▶ WHAT YOU ARE ASKED TO DO
Every entry must be duplicated precisely as written.

────

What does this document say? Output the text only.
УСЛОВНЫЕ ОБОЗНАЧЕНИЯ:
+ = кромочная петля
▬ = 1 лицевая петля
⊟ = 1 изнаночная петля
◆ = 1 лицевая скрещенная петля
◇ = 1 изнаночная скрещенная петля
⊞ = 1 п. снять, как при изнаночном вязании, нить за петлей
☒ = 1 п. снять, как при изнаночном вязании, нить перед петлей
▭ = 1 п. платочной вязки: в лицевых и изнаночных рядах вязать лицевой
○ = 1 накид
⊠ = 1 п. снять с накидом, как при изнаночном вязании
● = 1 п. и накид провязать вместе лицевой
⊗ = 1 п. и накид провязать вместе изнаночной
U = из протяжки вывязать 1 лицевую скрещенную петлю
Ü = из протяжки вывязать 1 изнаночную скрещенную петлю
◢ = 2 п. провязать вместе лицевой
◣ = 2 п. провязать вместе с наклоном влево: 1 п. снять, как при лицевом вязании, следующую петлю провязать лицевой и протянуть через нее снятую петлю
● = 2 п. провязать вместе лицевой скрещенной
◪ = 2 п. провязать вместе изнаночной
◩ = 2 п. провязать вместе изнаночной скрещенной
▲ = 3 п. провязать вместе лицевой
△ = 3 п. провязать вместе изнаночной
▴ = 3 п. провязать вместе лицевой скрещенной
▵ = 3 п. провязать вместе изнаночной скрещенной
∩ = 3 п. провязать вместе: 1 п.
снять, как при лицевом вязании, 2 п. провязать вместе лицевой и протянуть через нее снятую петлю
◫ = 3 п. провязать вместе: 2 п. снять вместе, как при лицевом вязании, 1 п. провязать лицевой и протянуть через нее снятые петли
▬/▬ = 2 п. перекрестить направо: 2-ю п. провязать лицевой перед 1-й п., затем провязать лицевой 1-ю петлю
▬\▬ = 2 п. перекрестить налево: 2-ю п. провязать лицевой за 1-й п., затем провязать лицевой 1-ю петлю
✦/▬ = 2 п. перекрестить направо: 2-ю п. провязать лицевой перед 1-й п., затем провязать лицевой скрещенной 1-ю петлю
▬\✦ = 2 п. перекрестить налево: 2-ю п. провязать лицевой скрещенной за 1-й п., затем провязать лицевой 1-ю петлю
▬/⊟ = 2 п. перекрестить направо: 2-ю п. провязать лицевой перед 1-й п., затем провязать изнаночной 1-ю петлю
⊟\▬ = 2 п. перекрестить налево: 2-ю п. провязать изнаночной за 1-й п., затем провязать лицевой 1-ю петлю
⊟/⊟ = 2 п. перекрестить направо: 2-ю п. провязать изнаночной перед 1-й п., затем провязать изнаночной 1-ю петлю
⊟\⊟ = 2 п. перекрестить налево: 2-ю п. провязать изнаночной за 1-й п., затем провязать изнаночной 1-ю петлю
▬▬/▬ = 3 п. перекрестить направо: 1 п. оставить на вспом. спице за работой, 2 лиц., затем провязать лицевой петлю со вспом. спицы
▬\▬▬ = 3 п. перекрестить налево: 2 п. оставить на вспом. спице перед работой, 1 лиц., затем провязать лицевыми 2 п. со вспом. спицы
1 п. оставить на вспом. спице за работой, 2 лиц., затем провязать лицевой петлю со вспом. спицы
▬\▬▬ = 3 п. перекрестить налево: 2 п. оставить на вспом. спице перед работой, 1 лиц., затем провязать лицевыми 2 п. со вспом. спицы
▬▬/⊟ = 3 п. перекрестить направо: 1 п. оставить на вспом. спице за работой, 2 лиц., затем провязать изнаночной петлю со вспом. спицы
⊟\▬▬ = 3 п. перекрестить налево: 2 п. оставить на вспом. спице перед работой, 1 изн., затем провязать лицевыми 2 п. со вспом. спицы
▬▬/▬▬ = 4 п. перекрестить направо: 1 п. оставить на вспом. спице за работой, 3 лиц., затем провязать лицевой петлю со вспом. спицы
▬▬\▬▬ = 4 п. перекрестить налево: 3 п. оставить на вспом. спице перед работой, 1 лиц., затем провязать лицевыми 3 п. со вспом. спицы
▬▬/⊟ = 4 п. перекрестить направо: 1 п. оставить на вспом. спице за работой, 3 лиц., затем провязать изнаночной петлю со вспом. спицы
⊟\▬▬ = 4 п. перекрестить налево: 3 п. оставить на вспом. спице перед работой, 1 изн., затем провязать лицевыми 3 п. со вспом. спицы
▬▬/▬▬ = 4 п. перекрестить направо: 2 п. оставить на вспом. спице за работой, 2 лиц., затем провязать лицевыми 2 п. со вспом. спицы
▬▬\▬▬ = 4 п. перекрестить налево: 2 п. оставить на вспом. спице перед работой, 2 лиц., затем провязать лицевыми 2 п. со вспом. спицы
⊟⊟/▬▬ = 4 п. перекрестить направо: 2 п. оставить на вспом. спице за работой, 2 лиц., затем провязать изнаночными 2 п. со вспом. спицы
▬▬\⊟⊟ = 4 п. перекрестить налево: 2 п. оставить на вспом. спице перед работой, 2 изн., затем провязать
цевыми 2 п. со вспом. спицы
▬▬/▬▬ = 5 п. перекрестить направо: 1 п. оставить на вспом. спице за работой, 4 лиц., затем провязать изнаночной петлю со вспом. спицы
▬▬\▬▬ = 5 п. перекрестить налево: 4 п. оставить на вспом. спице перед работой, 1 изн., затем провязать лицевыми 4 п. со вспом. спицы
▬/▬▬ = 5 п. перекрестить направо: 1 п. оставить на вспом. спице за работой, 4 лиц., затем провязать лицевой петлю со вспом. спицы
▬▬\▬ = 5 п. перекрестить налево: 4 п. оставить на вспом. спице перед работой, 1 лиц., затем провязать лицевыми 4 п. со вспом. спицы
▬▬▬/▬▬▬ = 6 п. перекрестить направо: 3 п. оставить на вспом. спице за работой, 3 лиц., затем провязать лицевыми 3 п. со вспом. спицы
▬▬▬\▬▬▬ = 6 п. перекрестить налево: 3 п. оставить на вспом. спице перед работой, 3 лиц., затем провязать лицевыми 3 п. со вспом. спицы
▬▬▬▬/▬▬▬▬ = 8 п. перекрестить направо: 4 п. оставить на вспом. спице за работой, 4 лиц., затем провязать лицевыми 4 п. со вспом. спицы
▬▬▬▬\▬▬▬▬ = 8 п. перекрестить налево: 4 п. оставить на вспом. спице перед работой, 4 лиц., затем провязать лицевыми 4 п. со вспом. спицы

────

▶ TASK OUTPUT
What does this document say? Output the text only.
УСЛОВНЫЕ ОБОЗНАЧЕНИЯ:
+ = кромочная петля
▬ = 1 лицевая петля
⊟ = 1 изнаночная петля
◆ = 1 лицевая скрещенная петля
◇ = 1 изнаночная скрещенная петля
⊞ = 1 п. снять, как при изнаночном вязании, нить за петлей
☒ = 1 п. снять, как при изнаночном вязании, нить перед петлей
▭ = 1 п. платочной вязки: в лицевых и изнаночных рядах вязать лицевой
○ = 1 накид
⊠ = 1 п. снять с накидом, как при изнаночном вязании
● = 1 п. и накид провязать вместе лицевой
⊗ = 1 п. и накид провязать вместе изнаночной
U = из протяжки вывязать 1 лицевую скрещенную петлю
Ü = из протяжки вывязать 1 изнаночную скрещенную петлю
◢ = 2 п. провязать вместе лицевой
◣ = 2 п. провязать вместе с наклоном влево: 1 п. снять, как при лицевом вязании, следующую петлю провязать лицевой и протянуть через нее снятую петлю
● = 2 п. провязать вместе лицевой скрещенной
◪ = 2 п. провязать вместе изнаночной
◩ = 2 п. провязать вместе изнаночной скрещенной
▲ = 3 п. провязать вместе лицевой
△ = 3 п. провязать вместе изнаночной
▴ = 3 п. провязать вместе лицевой скрещенной
▵ = 3 п. провязать вместе изнаночной скрещенной
∩ = 3 п. провязать вместе: 1 п.
снять, как при лицевом вязании, 2 п. провязать вместе лицевой и протянуть через нее снятую петлю
◫ = 3 п. провязать вместе: 2 п. снять вместе, как при лицевом вязании, 1 п. провязать лицевой и протянуть через нее снятые петли
▬/▬ = 2 п. перекрестить направо: 2-ю п. провязать лицевой перед 1-й п., затем провязать лицевой 1-ю петлю
▬\▬ = 2 п. перекрестить налево: 2-ю п. провязать лицевой за 1-й п., затем провязать лицевой 1-ю петлю
✦/▬ = 2 п. перекрестить направо: 2-ю п. провязать лицевой перед 1-й п., затем провязать лицевой скрещенной 1-ю петлю
▬\✦ = 2 п. перекрестить налево: 2-ю п. провязать лицевой скрещенной за 1-й п., затем провязать лицевой 1-ю петлю
▬/⊟ = 2 п. перекрестить направо: 2-ю п. провязать лицевой перед 1-й п., затем провязать изнаночной 1-ю петлю
⊟\▬ = 2 п. перекрестить налево: 2-ю п. провязать изнаночной за 1-й п., затем провязать лицевой 1-ю петлю
⊟/⊟ = 2 п. перекрестить направо: 2-ю п. провязать изнаночной перед 1-й п., затем провязать изнаночной 1-ю петлю
⊟\⊟ = 2 п. перекрестить налево: 2-ю п. провязать изнаночной за 1-й п., затем провязать изнаночной 1-ю петлю
▬▬/▬ = 3 п. перекрестить направо: 1 п. оставить на вспом. спице за работой, 2 лиц., затем провязать лицевой петлю со вспом. спицы
▬\▬▬ = 3 п. перекрестить налево: 2 п. оставить на вспом. спице перед работой, 1 лиц., затем провязать лицевыми 2 п. со вспом. спицы
1 п. оставить на вспом. спице за работой, 2 лиц., затем провязать лицевой петлю со вспом. спицы
▬\▬▬ = 3 п. перекрестить налево: 2 п. оставить на вспом. спице перед работой, 1 лиц., затем провязать лицевыми 2 п. со вспом. спицы
▬▬/⊟ = 3 п. перекрестить направо: 1 п. оставить на вспом. спице за работой, 2 лиц., затем провязать изнаночной петлю со вспом. спицы
⊟\▬▬ = 3 п. перекрестить налево: 2 п. оставить на вспом. спице перед работой, 1 изн., затем провязать лицевыми 2 п. со вспом. спицы
▬▬/▬▬ = 4 п. перекрестить направо: 1 п. оставить на вспом. спице за работой, 3 лиц., затем провязать лицевой петлю со вспом. спицы
▬▬\▬▬ = 4 п. перекрестить налево: 3 п. оставить на вспом. спице перед работой, 1 лиц., затем провязать лицевыми 3 п. со вспом. спицы
▬▬/⊟ = 4 п. перекрестить направо: 1 п. оставить на вспом. спице за работой, 3 лиц., затем провязать изнаночной петлю со вспом. спицы
⊟\▬▬ = 4 п. перекрестить налево: 3 п. оставить на вспом. спице перед работой, 1 изн., затем провязать лицевыми 3 п. со вспом. спицы
▬▬/▬▬ = 4 п. перекрестить направо: 2 п. оставить на вспом. спице за работой, 2 лиц., затем провязать лицевыми 2 п. со вспом. спицы
▬▬\▬▬ = 4 п. перекрестить налево: 2 п. оставить на вспом. спице перед работой, 2 лиц., затем провязать лицевыми 2 п. со вспом. спицы
⊟⊟/▬▬ = 4 п. перекрестить направо: 2 п. оставить на вспом. спице за работой, 2 лиц., затем провязать изнаночными 2 п. со вспом. спицы
▬▬\⊟⊟ = 4 п. перекрестить налево: 2 п. оставить на вспом. спице перед работой, 2 изн., затем провязать
цевыми 2 п. со вспом. спицы
▬▬/▬▬ = 5 п. перекрестить направо: 1 п. оставить на вспом. спице за работой, 4 лиц., затем провязать изнаночной петлю со вспом. спицы
▬▬\▬▬ = 5 п. перекрестить налево: 4 п. оставить на вспом. спице перед работой, 1 изн., затем провязать лицевыми 4 п. со вспом. спицы
▬/▬▬ = 5 п. перекрестить направо: 1 п. оставить на вспом. спице за работой, 4 лиц., затем провязать лицевой петлю со вспом. спицы
▬▬\▬ = 5 п. перекрестить налево: 4 п. оставить на вспом. спице перед работой, 1 лиц., затем провязать лицевыми 4 п. со вспом. спицы
▬▬▬/▬▬▬ = 6 п. перекрестить направо: 3 п. оставить на вспом. спице за работой, 3 лиц., затем провязать лицевыми 3 п. со вспом. спицы
▬▬▬\▬▬▬ = 6 п. перекрестить налево: 3 п. оставить на вспом. спице перед работой, 3 лиц., затем провязать лицевыми 3 п. со вспом. спицы
▬▬▬▬/▬▬▬▬ = 8 п. перекрестить направо: 4 п. оставить на вспом. спице за работой, 4 лиц., затем провязать лицевыми 4 п. со вспом. спицы
▬▬▬▬\▬▬▬▬ = 8 п. перекрестить налево: 4 п. оставить на вспом. спице перед работой, 4 лиц., затем провязать лицевыми 4 п. со вспом. спицы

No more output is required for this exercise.